Reproduce the material in full, unchanged.

Raw records:
--*--
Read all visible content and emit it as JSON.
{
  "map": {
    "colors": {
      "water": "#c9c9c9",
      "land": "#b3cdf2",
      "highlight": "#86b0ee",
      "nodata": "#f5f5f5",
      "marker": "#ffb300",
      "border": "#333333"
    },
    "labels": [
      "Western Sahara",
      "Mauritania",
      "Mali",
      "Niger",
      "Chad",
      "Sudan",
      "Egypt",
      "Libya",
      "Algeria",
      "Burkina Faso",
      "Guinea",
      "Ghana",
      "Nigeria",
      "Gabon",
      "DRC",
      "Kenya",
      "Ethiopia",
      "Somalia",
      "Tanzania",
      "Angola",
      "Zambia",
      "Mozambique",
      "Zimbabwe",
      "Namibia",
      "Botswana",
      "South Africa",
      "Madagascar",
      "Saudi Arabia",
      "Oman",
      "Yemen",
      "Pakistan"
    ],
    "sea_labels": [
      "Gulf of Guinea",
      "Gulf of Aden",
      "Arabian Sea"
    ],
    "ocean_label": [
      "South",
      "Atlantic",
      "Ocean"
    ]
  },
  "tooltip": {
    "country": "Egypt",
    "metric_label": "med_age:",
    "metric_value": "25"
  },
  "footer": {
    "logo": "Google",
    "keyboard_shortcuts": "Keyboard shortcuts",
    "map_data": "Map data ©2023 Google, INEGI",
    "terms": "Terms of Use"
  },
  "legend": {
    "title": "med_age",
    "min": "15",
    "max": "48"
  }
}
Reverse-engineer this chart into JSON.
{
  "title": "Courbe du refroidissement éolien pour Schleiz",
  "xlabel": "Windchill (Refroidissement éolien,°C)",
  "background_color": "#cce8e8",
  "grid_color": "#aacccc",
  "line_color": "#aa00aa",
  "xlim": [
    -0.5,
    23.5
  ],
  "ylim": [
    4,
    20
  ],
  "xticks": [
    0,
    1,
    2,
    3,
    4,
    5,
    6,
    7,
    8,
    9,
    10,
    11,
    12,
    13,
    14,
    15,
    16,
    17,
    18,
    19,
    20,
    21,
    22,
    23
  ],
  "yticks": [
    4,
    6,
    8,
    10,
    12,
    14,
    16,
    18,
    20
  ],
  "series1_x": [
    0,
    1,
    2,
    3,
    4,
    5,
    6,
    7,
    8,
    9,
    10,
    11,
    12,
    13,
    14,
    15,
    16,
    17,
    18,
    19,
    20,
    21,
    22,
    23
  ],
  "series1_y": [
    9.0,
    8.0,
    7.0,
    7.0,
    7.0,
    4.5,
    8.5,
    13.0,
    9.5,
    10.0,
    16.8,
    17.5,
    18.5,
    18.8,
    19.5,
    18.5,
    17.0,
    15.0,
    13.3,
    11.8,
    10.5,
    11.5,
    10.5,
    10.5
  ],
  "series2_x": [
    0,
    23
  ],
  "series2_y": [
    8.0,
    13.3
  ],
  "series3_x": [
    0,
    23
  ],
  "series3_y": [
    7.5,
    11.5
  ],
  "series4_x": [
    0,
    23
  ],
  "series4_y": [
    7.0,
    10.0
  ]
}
--*--
EXERCISE OUTPUT:
Read all visible content and emit it as JSON.
{
  "map": {
    "colors": {
      "water": "#c9c9c9",
      "land": "#b3cdf2",
      "highlight": "#86b0ee",
      "nodata": "#f5f5f5",
      "marker": "#ffb300",
      "border": "#333333"
    },
    "labels": [
      "Western Sahara",
      "Mauritania",
      "Mali",
      "Niger",
      "Chad",
      "Sudan",
      "Egypt",
      "Libya",
      "Algeria",
      "Burkina Faso",
      "Guinea",
      "Ghana",
      "Nigeria",
      "Gabon",
      "DRC",
      "Kenya",
      "Ethiopia",
      "Somalia",
      "Tanzania",
      "Angola",
      "Zambia",
      "Mozambique",
      "Zimbabwe",
      "Namibia",
      "Botswana",
      "South Africa",
      "Madagascar",
      "Saudi Arabia",
      "Oman",
      "Yemen",
      "Pakistan"
    ],
    "sea_labels": [
      "Gulf of Guinea",
      "Gulf of Aden",
      "Arabian Sea"
    ],
    "ocean_label": [
      "South",
      "Atlantic",
      "Ocean"
    ]
  },
  "tooltip": {
    "country": "Egypt",
    "metric_label": "med_age:",
    "metric_value": "25"
  },
  "footer": {
    "logo": "Google",
    "keyboard_shortcuts": "Keyboard shortcuts",
    "map_data": "Map data ©2023 Google, INEGI",
    "terms": "Terms of Use"
  },
  "legend": {
    "title": "med_age",
    "min": "15",
    "max": "48"
  }
}
Reverse-engineer this chart into JSON.
{
  "title": "Courbe du refroidissement éolien pour Schleiz",
  "xlabel": "Windchill (Refroidissement éolien,°C)",
  "background_color": "#cce8e8",
  "grid_color": "#aacccc",
  "line_color": "#aa00aa",
  "xlim": [
    -0.5,
    23.5
  ],
  "ylim": [
    4,
    20
  ],
  "xticks": [
    0,
    1,
    2,
    3,
    4,
    5,
    6,
    7,
    8,
    9,
    10,
    11,
    12,
    13,
    14,
    15,
    16,
    17,
    18,
    19,
    20,
    21,
    22,
    23
  ],
  "yticks": [
    4,
    6,
    8,
    10,
    12,
    14,
    16,
    18,
    20
  ],
  "series1_x": [
    0,
    1,
    2,
    3,
    4,
    5,
    6,
    7,
    8,
    9,
    10,
    11,
    12,
    13,
    14,
    15,
    16,
    17,
    18,
    19,
    20,
    21,
    22,
    23
  ],
  "series1_y": [
    9.0,
    8.0,
    7.0,
    7.0,
    7.0,
    4.5,
    8.5,
    13.0,
    9.5,
    10.0,
    16.8,
    17.5,
    18.5,
    18.8,
    19.5,
    18.5,
    17.0,
    15.0,
    13.3,
    11.8,
    10.5,
    11.5,
    10.5,
    10.5
  ],
  "series2_x": [
    0,
    23
  ],
  "series2_y": [
    8.0,
    13.3
  ],
  "series3_x": [
    0,
    23
  ],
  "series3_y": [
    7.5,
    11.5
  ],
  "series4_x": [
    0,
    23
  ],
  "series4_y": [
    7.0,
    10.0
  ]
}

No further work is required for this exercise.